__Short exercise__.
Find each line holding "moriuntur" and copy it out.

__Supplied records__.
════
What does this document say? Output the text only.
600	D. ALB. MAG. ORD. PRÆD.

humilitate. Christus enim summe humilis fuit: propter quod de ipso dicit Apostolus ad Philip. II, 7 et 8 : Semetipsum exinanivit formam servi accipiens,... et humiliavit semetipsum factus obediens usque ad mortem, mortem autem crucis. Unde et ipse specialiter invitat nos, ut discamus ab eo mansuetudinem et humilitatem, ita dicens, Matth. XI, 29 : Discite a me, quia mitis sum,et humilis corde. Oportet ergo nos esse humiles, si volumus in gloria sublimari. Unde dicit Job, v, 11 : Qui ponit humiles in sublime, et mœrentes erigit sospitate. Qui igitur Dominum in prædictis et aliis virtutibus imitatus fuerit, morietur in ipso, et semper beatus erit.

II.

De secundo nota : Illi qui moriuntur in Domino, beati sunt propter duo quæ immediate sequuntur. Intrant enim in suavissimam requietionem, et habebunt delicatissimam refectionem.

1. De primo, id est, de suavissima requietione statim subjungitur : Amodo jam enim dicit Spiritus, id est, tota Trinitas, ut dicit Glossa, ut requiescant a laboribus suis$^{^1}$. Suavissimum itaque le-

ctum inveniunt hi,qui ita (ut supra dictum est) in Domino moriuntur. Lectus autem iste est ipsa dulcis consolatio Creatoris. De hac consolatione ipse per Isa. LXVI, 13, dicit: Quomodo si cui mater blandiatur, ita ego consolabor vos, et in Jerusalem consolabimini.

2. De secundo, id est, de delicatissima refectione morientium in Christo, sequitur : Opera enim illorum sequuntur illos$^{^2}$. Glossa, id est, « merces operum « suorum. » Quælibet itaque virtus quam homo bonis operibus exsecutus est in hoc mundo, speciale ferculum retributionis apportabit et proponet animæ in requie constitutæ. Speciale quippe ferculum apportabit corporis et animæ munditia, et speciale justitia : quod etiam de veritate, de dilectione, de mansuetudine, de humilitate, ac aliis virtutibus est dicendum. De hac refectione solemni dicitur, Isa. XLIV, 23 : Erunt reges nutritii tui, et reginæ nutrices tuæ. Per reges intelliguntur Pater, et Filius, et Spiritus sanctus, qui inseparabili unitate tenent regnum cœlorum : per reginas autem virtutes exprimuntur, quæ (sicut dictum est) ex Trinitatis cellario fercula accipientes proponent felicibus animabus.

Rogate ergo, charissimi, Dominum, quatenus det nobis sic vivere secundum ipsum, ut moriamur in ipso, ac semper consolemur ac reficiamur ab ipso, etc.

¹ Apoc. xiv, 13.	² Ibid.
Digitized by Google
════
__Solution for this task__.
De secundo nota : Illi qui moriuntur in Domino, beati sunt propter duo quæ immediate sequuntur. Intrant enim in suavissimam requietionem, et habebunt delicatissimam refectionem.
ctum inveniunt hi,qui ita (ut supra dictum est) in Domino moriuntur. Lectus autem iste est ipsa dulcis consolatio Creatoris. De hac consolatione ipse per Isa. LXVI, 13, dicit: Quomodo si cui mater blandiatur, ita ego consolabor vos, et in Jerusalem consolabimini.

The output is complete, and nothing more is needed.